REQUIREMENTS >> Copy every line of the following data that includes the string "orbite".

GIVEN ENTRIES >>
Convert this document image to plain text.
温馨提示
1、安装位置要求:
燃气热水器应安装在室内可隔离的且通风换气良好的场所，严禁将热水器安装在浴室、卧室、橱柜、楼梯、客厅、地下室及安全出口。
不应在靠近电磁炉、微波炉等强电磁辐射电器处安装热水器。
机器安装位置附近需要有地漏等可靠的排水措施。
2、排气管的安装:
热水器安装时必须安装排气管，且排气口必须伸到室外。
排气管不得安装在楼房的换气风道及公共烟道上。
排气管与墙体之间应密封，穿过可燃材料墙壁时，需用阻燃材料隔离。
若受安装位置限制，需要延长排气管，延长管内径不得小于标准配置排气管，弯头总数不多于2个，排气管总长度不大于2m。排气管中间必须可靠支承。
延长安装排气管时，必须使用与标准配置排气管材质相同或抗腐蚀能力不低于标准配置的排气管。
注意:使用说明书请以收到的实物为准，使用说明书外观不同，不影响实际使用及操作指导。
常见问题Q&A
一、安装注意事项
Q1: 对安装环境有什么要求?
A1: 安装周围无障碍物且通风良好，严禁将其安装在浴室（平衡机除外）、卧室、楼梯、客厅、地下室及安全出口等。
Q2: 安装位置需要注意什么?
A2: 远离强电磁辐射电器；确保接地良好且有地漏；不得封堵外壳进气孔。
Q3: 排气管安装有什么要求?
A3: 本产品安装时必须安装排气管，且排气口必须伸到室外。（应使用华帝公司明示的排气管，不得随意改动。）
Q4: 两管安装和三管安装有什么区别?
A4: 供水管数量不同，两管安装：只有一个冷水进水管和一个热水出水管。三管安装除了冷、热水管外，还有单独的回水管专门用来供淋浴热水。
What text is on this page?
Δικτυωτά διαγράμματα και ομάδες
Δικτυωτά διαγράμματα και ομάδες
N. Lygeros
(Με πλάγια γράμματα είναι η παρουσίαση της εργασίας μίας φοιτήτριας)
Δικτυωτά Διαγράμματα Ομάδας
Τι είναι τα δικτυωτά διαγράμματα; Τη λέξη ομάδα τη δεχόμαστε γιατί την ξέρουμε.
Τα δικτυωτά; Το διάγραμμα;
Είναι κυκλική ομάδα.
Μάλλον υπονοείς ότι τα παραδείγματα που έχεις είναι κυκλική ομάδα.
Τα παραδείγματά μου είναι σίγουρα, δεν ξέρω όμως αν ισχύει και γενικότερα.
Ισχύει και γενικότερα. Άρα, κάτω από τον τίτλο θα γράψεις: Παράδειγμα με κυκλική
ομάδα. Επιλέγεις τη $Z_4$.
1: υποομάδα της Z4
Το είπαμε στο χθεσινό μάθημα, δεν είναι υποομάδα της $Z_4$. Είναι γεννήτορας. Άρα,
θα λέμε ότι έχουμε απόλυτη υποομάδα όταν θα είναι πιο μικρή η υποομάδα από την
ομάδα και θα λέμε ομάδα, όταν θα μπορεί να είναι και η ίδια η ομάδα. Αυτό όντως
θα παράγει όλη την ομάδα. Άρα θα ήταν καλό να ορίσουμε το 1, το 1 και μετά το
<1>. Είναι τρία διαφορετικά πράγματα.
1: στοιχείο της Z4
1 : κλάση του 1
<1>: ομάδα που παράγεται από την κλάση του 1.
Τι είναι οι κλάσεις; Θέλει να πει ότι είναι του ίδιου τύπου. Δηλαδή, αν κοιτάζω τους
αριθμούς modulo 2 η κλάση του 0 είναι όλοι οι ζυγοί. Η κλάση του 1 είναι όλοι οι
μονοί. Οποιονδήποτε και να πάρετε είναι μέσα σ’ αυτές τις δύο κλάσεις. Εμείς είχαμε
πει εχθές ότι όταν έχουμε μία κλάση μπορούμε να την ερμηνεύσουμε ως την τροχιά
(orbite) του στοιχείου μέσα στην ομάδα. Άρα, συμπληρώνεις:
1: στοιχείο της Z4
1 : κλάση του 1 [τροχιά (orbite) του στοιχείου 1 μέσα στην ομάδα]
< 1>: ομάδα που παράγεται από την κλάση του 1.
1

COMPLETED TASK >>
(orbite) του στοιχείου μέσα στην ομάδα. Άρα, συμπληρώνεις:
1 : κλάση του 1 [τροχιά (orbite) του στοιχείου 1 μέσα στην ομάδα]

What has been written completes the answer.